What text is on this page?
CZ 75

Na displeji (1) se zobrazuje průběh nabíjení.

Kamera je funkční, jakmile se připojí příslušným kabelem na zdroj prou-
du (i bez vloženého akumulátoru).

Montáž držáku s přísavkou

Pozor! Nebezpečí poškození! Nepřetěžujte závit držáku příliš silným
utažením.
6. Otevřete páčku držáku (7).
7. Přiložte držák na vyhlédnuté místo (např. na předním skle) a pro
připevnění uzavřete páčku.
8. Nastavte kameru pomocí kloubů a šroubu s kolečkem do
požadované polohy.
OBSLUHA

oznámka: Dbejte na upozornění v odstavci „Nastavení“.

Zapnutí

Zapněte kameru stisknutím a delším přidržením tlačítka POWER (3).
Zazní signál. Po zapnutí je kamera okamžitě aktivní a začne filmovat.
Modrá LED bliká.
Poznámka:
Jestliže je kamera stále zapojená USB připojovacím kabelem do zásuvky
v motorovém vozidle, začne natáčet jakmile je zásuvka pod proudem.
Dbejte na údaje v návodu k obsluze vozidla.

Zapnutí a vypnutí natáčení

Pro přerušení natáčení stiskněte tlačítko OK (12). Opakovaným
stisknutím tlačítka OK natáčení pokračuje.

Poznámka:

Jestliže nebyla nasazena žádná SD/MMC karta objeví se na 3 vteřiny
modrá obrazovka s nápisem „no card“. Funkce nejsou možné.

◆ EXERCISE REQUIREMENTS
Return each line of the data that contains the string "natáčení".

◆ ANSWER TO THIS PROBLEM
Zapnutí a vypnutí natáčení
Pro přerušení natáčení stiskněte tlačítko OK (12). Opakovaným
stisknutím tlačítka OK natáčení pokračuje.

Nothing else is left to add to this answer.